» **WRITTEN INSTRUCTION**
Where a line contains the word "have", copy that line.

» **DATA LINES**
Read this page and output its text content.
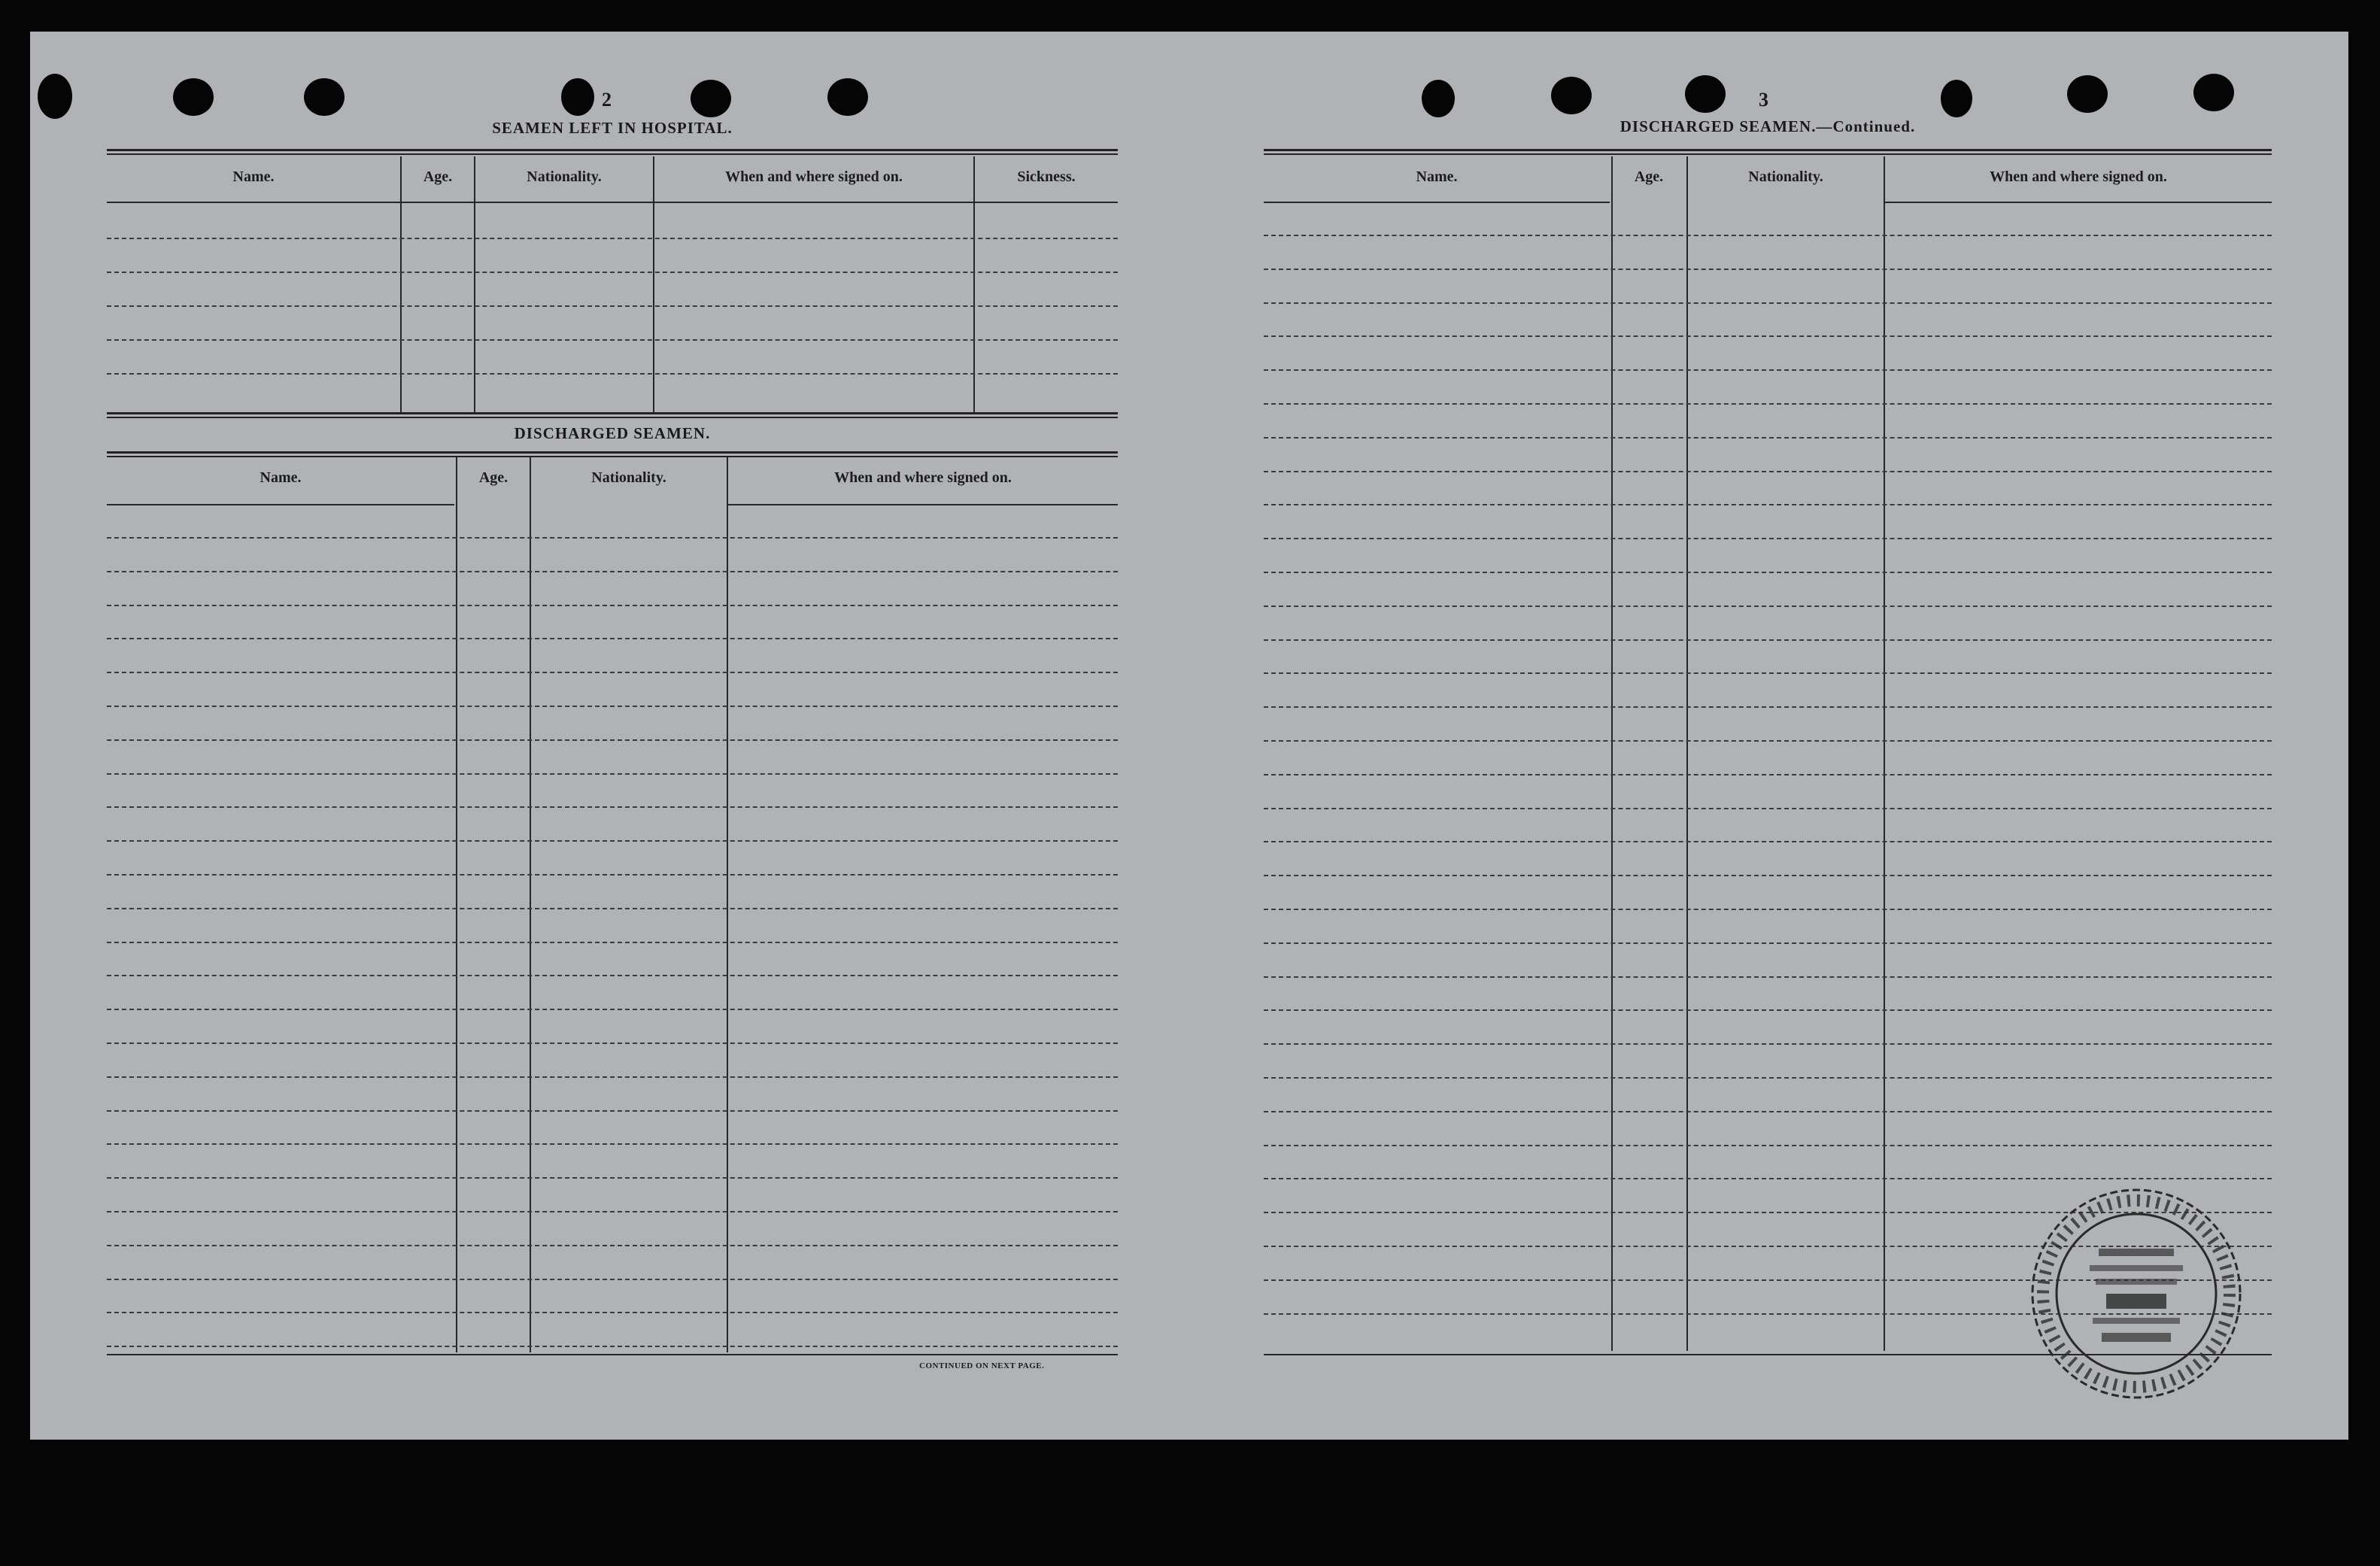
2
SEAMEN LEFT IN HOSPITAL.
Name.	Age.	Nationality.	When and where signed on.	Sickness.
DISCHARGED SEAMEN.
Name.	Age.	Nationality.	When and where signed on.
CONTINUED ON NEXT PAGE.
3
DISCHARGED SEAMEN.—Continued.
Name.	Age.	Nationality.	When and where signed on.
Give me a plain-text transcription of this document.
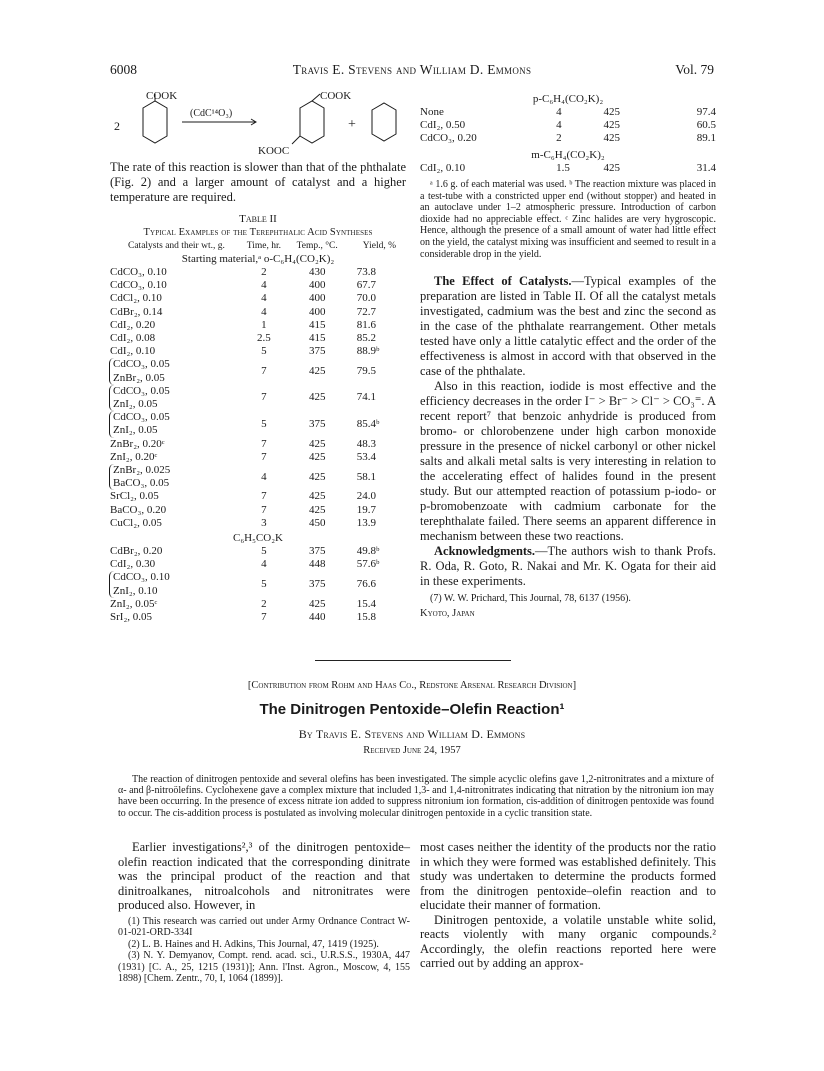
6008	Travis E. Stevens and William D. Emmons	Vol. 79
COOK
2
(CdC¹⁴O₃)
COOK
KOOC
+

The rate of this reaction is slower than that of the phthalate (Fig. 2) and a larger amount of catalyst and a higher temperature are required.

Table II
Typical Examples of the Terephthalic Acid Syntheses
Catalysts and their wt., g.	Time, hr.	Temp., °C.	Yield, %
Starting material,ᵃ o-C₆H₄(CO₂K)₂
CdCO₃, 0.10	2	430	73.8
CdCO₃, 0.10	4	400	67.7
CdCl₂, 0.10	4	400	70.0
CdBr₂, 0.14	4	400	72.7
CdI₂, 0.20	1	415	81.6
CdI₂, 0.08	2.5	415	85.2
CdI₂, 0.10	5	375	88.9ᵇ

CdCO₃, 0.05
ZnBr₂, 0.05	7	425	79.5

CdCO₃, 0.05
ZnI₂, 0.05	7	425	74.1

CdCO₃, 0.05
ZnI₂, 0.05	5	375	85.4ᵇ
ZnBr₂, 0.20ᶜ	7	425	48.3
ZnI₂, 0.20ᶜ	7	425	53.4

ZnBr₂, 0.025
BaCO₃, 0.05	4	425	58.1
SrCl₂, 0.05	7	425	24.0
BaCO₃, 0.20	7	425	19.7
CuCl₂, 0.05	3	450	13.9
C₆H₅CO₂K
CdBr₂, 0.20	5	375	49.8ᵇ
CdI₂, 0.30	4	448	57.6ᵇ

CdCO₃, 0.10
ZnI₂, 0.10	5	375	76.6
ZnI₂, 0.05ᶜ	2	425	15.4
SrI₂, 0.05	7	440	15.8
p-C₆H₄(CO₂K)₂
None	4	425	97.4
CdI₂, 0.50	4	425	60.5
CdCO₃, 0.20	2	425	89.1
m-C₆H₄(CO₂K)₂
CdI₂, 0.10	1.5	425	31.4

ᵃ 1.6 g. of each material was used. ᵇ The reaction mixture was placed in a test-tube with a constricted upper end (without stopper) and heated in an autoclave under 1–2 atmospheric pressure. Introduction of carbon dioxide had no appreciable effect. ᶜ Zinc halides are very hygroscopic. Hence, although the presence of a small amount of water had little effect on the yield, the catalyst mixing was insufficient and seemed to result in a considerable drop in the yield.

The Effect of Catalysts.—Typical examples of the preparation are listed in Table II. Of all the catalyst metals investigated, cadmium was the best and zinc the second as in the case of the phthalate rearrangement. Other metals tested have only a little catalytic effect and the order of the effectiveness is almost in accord with that observed in the case of the phthalate.

Also in this reaction, iodide is most effective and the efficiency decreases in the order I⁻ > Br⁻ > Cl⁻ > CO₃⁼. A recent report⁷ that benzoic anhydride is produced from bromo- or chlorobenzene under high carbon monoxide pressure in the presence of nickel carbonyl or other nickel salts and alkali metal salts is very interesting in relation to the accelerating effect of halides found in the present study. But our attempted reaction of potassium p-iodo- or p-bromobenzoate with cadmium carbonate for the terephthalate failed. There seems an apparent difference in mechanism between these two reactions.

Acknowledgments.—The authors wish to thank Profs. R. Oda, R. Goto, R. Nakai and Mr. K. Ogata for their aid in these experiments.

(7) W. W. Prichard, This Journal, 78, 6137 (1956).

Kyoto, Japan

[Contribution from Rohm and Haas Co., Redstone Arsenal Research Division]
The Dinitrogen Pentoxide–Olefin Reaction¹
By Travis E. Stevens and William D. Emmons
Received June 24, 1957
The reaction of dinitrogen pentoxide and several olefins has been investigated. The simple acyclic olefins gave 1,2-nitronitrates and a mixture of α- and β-nitroölefins. Cyclohexene gave a complex mixture that included 1,3- and 1,4-nitronitrates indicating that nitration by the nitronium ion may have been occurring. In the presence of excess nitrate ion added to suppress nitronium ion formation, cis-addition of dinitrogen pentoxide was found to occur. The cis-addition process is postulated as involving molecular dinitrogen pentoxide in a cyclic transition state.

Earlier investigations²,³ of the dinitrogen pentoxide–olefin reaction indicated that the corresponding dinitrate was the principal product of the reaction and that dinitroalkanes, nitroalcohols and nitronitrates were produced also. However, in

(1) This research was carried out under Army Ordnance Contract W-01-021-ORD-334I

(2) L. B. Haines and H. Adkins, This Journal, 47, 1419 (1925).

(3) N. Y. Demyanov, Compt. rend. acad. sci., U.R.S.S., 1930A, 447 (1931) [C. A., 25, 1215 (1931)]; Ann. l'Inst. Agron., Moscow, 4, 155 1898) [Chem. Zentr., 70, I, 1064 (1899)].

most cases neither the identity of the products nor the ratio in which they were formed was established definitely. This study was undertaken to determine the products formed from the dinitrogen pentoxide–olefin reaction and to elucidate their manner of formation.

Dinitrogen pentoxide, a volatile unstable white solid, reacts violently with many organic compounds.² Accordingly, the olefin reactions reported here were carried out by adding an approx-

» **WRITTEN RESPONSE**
The Effect of Catalysts.—Typical examples of the preparation are listed in Table II. Of all the catalyst metals investigated, cadmium was the best and zinc the second as in the case of the phthalate rearrangement. Other metals tested have only a little catalytic effect and the order of the effectiveness is almost in accord with that observed in the case of the phthalate.
The reaction of dinitrogen pentoxide and several olefins has been investigated. The simple acyclic olefins gave 1,2-nitronitrates and a mixture of α- and β-nitroölefins. Cyclohexene gave a complex mixture that included 1,3- and 1,4-nitronitrates indicating that nitration by the nitronium ion may have been occurring. In the presence of excess nitrate ion added to suppress nitronium ion formation, cis-addition of dinitrogen pentoxide was found to occur. The cis-addition process is postulated as involving molecular dinitrogen pentoxide in a cyclic transition state.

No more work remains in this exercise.